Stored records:
-*-
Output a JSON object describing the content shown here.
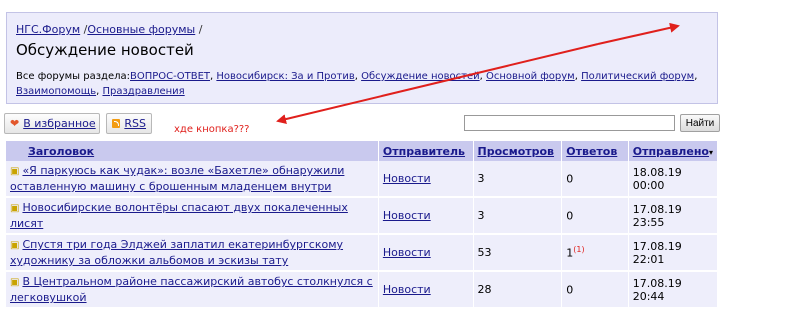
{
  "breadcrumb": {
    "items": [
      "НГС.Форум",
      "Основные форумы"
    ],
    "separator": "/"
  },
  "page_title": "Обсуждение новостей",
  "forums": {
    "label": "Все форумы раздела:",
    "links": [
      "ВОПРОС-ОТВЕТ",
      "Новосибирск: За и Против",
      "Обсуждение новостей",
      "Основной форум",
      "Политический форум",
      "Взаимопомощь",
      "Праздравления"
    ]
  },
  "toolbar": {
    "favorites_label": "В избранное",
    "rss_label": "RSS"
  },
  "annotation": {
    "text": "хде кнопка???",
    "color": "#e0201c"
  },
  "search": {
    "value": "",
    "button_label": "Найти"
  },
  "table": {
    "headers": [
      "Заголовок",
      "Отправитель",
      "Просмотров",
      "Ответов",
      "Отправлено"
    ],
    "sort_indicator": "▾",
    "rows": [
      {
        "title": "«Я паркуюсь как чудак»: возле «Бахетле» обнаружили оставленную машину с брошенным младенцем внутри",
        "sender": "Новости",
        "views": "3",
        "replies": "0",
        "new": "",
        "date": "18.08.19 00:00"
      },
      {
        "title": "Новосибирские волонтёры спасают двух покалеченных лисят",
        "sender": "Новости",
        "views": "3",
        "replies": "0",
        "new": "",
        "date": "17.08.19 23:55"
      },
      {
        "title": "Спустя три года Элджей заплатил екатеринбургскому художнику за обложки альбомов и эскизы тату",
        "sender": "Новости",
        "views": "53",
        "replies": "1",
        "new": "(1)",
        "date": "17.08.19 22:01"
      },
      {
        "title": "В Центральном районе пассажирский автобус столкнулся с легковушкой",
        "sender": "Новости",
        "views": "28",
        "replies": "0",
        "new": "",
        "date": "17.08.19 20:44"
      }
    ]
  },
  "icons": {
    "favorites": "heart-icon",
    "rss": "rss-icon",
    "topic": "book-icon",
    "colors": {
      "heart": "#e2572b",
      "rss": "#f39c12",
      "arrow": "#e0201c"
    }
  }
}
-*-
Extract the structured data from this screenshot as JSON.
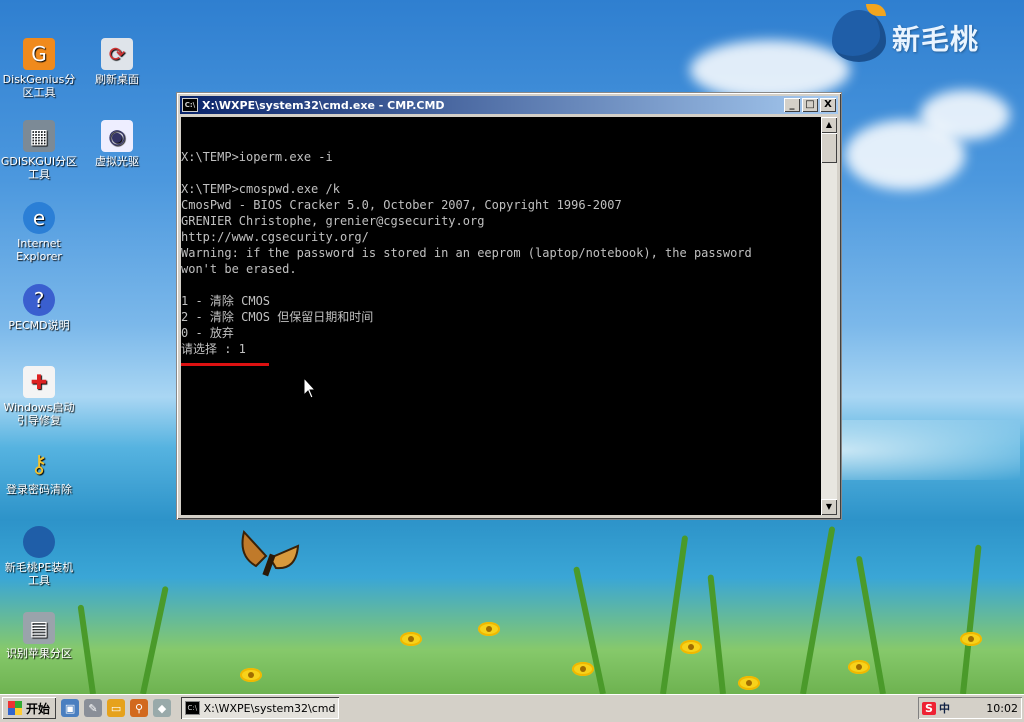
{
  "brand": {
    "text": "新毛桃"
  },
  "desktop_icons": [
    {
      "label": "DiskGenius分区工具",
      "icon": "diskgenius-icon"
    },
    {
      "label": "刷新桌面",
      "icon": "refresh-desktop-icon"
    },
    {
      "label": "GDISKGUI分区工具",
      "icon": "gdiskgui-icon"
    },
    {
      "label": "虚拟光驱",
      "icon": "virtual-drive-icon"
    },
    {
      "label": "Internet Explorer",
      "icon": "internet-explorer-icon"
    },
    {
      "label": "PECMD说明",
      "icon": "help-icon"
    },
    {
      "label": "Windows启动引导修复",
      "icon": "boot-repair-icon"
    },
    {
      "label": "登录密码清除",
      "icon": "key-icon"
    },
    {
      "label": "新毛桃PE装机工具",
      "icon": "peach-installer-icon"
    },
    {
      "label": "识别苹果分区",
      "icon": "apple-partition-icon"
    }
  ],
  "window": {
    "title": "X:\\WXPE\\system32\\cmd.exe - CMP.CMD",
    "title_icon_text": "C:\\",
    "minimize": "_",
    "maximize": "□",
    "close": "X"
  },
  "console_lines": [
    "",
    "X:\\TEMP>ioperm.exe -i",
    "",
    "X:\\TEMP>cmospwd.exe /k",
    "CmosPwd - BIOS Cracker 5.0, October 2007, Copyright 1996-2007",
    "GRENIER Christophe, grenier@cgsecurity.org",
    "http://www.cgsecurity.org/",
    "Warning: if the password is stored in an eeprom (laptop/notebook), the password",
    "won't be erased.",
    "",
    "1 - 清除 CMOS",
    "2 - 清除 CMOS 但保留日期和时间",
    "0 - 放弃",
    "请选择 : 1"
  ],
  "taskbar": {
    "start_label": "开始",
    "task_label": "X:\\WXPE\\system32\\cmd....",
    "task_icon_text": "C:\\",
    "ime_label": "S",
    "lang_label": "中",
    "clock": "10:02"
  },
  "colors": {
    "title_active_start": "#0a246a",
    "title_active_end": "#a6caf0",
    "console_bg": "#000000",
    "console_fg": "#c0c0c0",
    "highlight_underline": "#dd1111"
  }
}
-*-
### Exercise requirements
Each line above that includes "TEMP" should be shown.

### Result of this task
    "X:\\TEMP>ioperm.exe -i",
    "X:\\TEMP>cmospwd.exe /k",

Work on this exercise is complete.